-- begin --

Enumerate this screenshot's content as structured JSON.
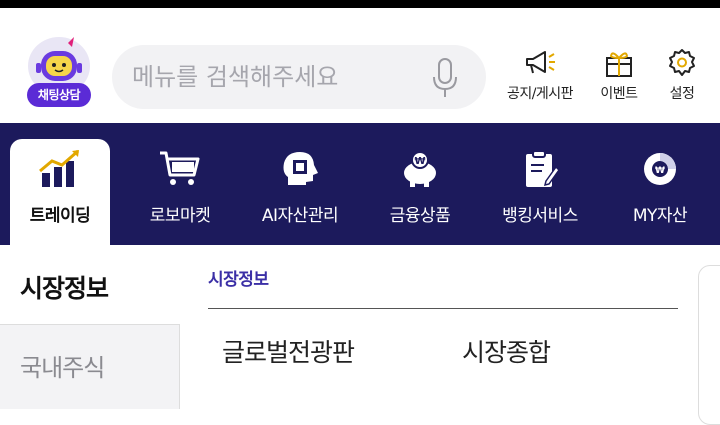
{
  "header": {
    "chatbot_label": "채팅상담",
    "search": {
      "placeholder": "메뉴를 검색해주세요",
      "value": ""
    },
    "icons": [
      {
        "id": "notice",
        "label": "공지/게시판",
        "icon": "megaphone-icon"
      },
      {
        "id": "event",
        "label": "이벤트",
        "icon": "gift-icon"
      },
      {
        "id": "settings",
        "label": "설정",
        "icon": "gear-icon"
      }
    ]
  },
  "nav": {
    "items": [
      {
        "label": "트레이딩",
        "icon": "chart-up-icon",
        "active": true
      },
      {
        "label": "로보마켓",
        "icon": "cart-icon",
        "active": false
      },
      {
        "label": "AI자산관리",
        "icon": "ai-head-icon",
        "active": false
      },
      {
        "label": "금융상품",
        "icon": "piggy-bank-icon",
        "active": false
      },
      {
        "label": "뱅킹서비스",
        "icon": "clipboard-pen-icon",
        "active": false
      },
      {
        "label": "MY자산",
        "icon": "donut-chart-icon",
        "active": false
      }
    ]
  },
  "content": {
    "sidebar_title": "시장정보",
    "sidebar_items": [
      {
        "label": "국내주식"
      }
    ],
    "breadcrumb": "시장정보",
    "tabs": [
      {
        "label": "글로벌전광판"
      },
      {
        "label": "시장종합"
      }
    ]
  },
  "colors": {
    "nav_bg": "#1c1a5c",
    "accent": "#3b2fa6",
    "badge": "#5b2bd6"
  }
}
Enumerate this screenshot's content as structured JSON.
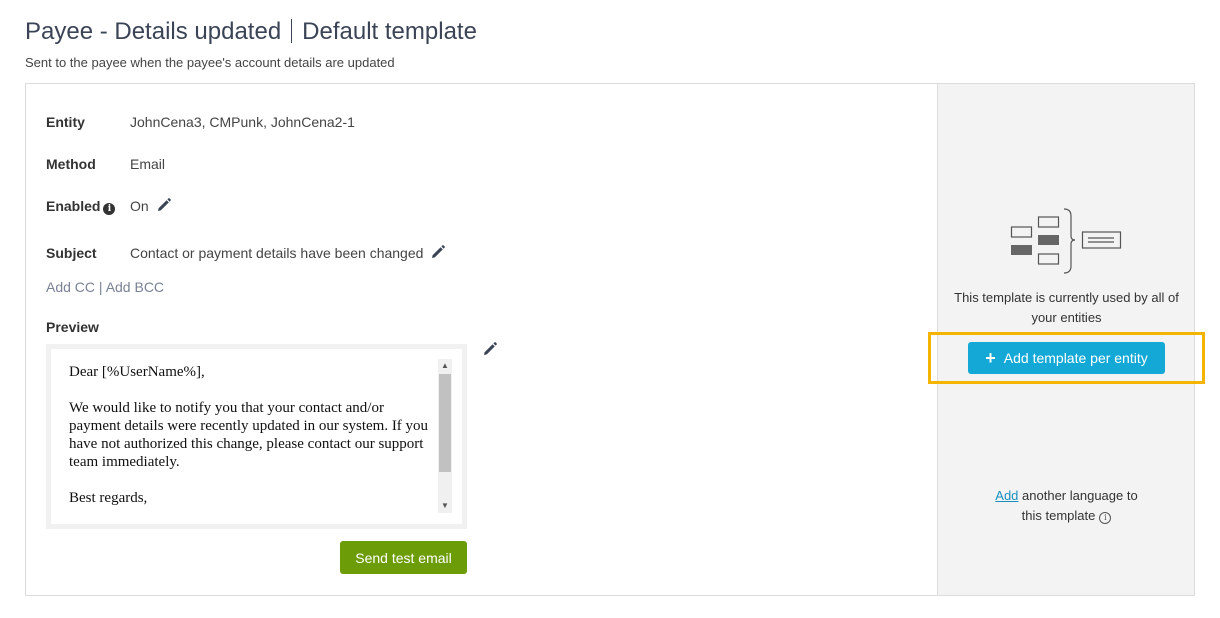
{
  "page": {
    "title": "Payee - Details updated",
    "title_suffix": "Default template",
    "subtitle": "Sent to the payee when the payee's account details are updated"
  },
  "details": {
    "entity_label": "Entity",
    "entity_value": "JohnCena3, CMPunk, JohnCena2-1",
    "method_label": "Method",
    "method_value": "Email",
    "enabled_label": "Enabled",
    "enabled_value": "On",
    "subject_label": "Subject",
    "subject_value": "Contact or payment details have been changed",
    "add_cc": "Add CC",
    "link_separator": " | ",
    "add_bcc": "Add BCC",
    "preview_label": "Preview"
  },
  "preview": {
    "greeting": "Dear [%UserName%],",
    "body": "We would like to notify you that your contact and/or payment details were recently updated in our system. If you have not authorized this change, please contact our support team immediately.",
    "closing": "Best regards,"
  },
  "actions": {
    "send_test_email": "Send test email",
    "add_template_per_entity": "Add template per entity"
  },
  "side": {
    "usage_text": "This template is currently used by all of your entities",
    "add_link": "Add",
    "language_text": " another language to",
    "language_text_2": "this template"
  },
  "colors": {
    "title": "#3b4456",
    "send_button": "#6d9c09",
    "add_button": "#13a8d6",
    "highlight": "#f5b400",
    "side_bg": "#f3f3f4"
  }
}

-- end --

## Written request
Copy the records exactly as they appear, excluding images.

## Worked solution
Enumerate this screenshot's content as structured JSON.
{
  "header": {
    "chatbot_label": "채팅상담",
    "search": {
      "placeholder": "메뉴를 검색해주세요",
      "value": ""
    },
    "icons": [
      {
        "id": "notice",
        "label": "공지/게시판",
        "icon": "megaphone-icon"
      },
      {
        "id": "event",
        "label": "이벤트",
        "icon": "gift-icon"
      },
      {
        "id": "settings",
        "label": "설정",
        "icon": "gear-icon"
      }
    ]
  },
  "nav": {
    "items": [
      {
        "label": "트레이딩",
        "icon": "chart-up-icon",
        "active": true
      },
      {
        "label": "로보마켓",
        "icon": "cart-icon",
        "active": false
      },
      {
        "label": "AI자산관리",
        "icon": "ai-head-icon",
        "active": false
      },
      {
        "label": "금융상품",
        "icon": "piggy-bank-icon",
        "active": false
      },
      {
        "label": "뱅킹서비스",
        "icon": "clipboard-pen-icon",
        "active": false
      },
      {
        "label": "MY자산",
        "icon": "donut-chart-icon",
        "active": false
      }
    ]
  },
  "content": {
    "sidebar_title": "시장정보",
    "sidebar_items": [
      {
        "label": "국내주식"
      }
    ],
    "breadcrumb": "시장정보",
    "tabs": [
      {
        "label": "글로벌전광판"
      },
      {
        "label": "시장종합"
      }
    ]
  },
  "colors": {
    "nav_bg": "#1c1a5c",
    "accent": "#3b2fa6",
    "badge": "#5b2bd6"
  }
}
Enumerate this screenshot's content as structured JSON.
{
  "page": {
    "title": "Payee - Details updated",
    "title_suffix": "Default template",
    "subtitle": "Sent to the payee when the payee's account details are updated"
  },
  "details": {
    "entity_label": "Entity",
    "entity_value": "JohnCena3, CMPunk, JohnCena2-1",
    "method_label": "Method",
    "method_value": "Email",
    "enabled_label": "Enabled",
    "enabled_value": "On",
    "subject_label": "Subject",
    "subject_value": "Contact or payment details have been changed",
    "add_cc": "Add CC",
    "link_separator": " | ",
    "add_bcc": "Add BCC",
    "preview_label": "Preview"
  },
  "preview": {
    "greeting": "Dear [%UserName%],",
    "body": "We would like to notify you that your contact and/or payment details were recently updated in our system. If you have not authorized this change, please contact our support team immediately.",
    "closing": "Best regards,"
  },
  "actions": {
    "send_test_email": "Send test email",
    "add_template_per_entity": "Add template per entity"
  },
  "side": {
    "usage_text": "This template is currently used by all of your entities",
    "add_link": "Add",
    "language_text": " another language to",
    "language_text_2": "this template"
  },
  "colors": {
    "title": "#3b4456",
    "send_button": "#6d9c09",
    "add_button": "#13a8d6",
    "highlight": "#f5b400",
    "side_bg": "#f3f3f4"
  }
}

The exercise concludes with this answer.